Source material →
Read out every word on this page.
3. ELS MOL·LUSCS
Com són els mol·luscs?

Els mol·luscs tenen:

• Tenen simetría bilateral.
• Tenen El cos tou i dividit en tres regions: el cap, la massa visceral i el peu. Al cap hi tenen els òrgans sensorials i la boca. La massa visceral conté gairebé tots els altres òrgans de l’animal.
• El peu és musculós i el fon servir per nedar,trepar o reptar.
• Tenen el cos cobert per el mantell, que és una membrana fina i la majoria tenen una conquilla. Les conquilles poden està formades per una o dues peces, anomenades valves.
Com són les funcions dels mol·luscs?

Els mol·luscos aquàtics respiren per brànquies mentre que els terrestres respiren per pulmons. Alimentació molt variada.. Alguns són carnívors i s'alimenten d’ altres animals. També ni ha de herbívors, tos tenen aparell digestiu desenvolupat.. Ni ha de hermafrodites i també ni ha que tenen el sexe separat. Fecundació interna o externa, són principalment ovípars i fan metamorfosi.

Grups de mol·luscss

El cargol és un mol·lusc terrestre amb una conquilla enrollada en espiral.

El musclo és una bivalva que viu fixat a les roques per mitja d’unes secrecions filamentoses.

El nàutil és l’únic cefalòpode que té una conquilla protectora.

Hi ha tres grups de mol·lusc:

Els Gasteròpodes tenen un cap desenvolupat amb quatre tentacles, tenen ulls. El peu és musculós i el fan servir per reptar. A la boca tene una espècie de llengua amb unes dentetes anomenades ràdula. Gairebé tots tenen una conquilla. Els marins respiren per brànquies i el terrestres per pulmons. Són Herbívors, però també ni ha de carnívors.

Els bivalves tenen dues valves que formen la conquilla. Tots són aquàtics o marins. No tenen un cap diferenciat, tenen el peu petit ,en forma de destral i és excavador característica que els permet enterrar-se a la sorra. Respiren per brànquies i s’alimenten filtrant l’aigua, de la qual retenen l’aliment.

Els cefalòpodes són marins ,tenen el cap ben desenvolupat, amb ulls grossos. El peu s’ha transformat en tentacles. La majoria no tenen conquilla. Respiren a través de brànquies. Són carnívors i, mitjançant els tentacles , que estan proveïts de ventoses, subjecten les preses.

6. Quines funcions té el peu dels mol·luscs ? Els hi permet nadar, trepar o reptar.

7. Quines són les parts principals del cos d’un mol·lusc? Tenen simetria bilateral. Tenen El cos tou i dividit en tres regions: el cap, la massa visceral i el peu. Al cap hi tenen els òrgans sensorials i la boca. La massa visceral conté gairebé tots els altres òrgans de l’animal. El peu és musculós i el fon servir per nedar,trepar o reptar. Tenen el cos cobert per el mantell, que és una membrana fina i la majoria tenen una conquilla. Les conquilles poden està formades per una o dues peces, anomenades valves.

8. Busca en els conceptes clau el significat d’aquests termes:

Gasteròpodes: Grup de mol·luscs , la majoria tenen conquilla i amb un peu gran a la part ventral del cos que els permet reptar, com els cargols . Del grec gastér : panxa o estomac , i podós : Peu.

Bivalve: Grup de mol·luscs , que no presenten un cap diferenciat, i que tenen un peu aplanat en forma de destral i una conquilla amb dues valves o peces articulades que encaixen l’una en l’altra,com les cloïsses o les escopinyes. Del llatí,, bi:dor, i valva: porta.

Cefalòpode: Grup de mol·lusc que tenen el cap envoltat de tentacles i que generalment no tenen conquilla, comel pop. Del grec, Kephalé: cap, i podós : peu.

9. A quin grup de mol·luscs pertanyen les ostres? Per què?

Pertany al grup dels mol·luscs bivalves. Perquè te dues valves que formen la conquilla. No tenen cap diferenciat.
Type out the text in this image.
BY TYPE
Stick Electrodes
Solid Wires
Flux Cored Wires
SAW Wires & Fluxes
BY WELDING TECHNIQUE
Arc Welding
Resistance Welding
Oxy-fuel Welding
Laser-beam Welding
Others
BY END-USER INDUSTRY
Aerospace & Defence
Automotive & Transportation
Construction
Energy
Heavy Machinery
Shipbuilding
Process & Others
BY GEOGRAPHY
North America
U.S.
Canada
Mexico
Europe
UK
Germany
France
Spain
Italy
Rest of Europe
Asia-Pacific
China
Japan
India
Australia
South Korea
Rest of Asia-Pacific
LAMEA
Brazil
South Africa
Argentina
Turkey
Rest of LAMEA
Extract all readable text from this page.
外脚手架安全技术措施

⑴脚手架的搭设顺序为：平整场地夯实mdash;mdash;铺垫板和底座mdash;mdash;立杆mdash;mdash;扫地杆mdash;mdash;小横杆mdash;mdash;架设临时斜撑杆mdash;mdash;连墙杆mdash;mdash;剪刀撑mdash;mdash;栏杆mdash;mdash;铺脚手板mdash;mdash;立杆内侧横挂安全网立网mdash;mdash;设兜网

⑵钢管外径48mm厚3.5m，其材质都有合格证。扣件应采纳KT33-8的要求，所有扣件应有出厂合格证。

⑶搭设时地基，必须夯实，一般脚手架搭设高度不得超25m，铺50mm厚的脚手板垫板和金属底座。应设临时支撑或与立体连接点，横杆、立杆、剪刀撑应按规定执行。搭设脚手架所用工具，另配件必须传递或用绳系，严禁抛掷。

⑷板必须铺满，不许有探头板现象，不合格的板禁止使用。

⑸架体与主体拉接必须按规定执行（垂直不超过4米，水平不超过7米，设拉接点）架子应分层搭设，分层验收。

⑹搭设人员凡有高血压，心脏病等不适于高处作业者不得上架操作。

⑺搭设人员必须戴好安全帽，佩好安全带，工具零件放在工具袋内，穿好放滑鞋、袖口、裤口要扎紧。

Written problem →
Where a line of the records above holds the word "poden", copy that line.

Exercise response →
• Tenen el cos cobert per el mantell, que és una membrana fina i la majoria tenen una conquilla. Les conquilles poden està formades per una o dues peces, anomenades valves.
7. Quines són les parts principals del cos d’un mol·lusc? Tenen simetria bilateral. Tenen El cos tou i dividit en tres regions: el cap, la massa visceral i el peu. Al cap hi tenen els òrgans sensorials i la boca. La massa visceral conté gairebé tots els altres òrgans de l’animal. El peu és musculós i el fon servir per nedar,trepar o reptar. Tenen el cos cobert per el mantell, que és una membrana fina i la majoria tenen una conquilla. Les conquilles poden està formades per una o dues peces, anomenades valves.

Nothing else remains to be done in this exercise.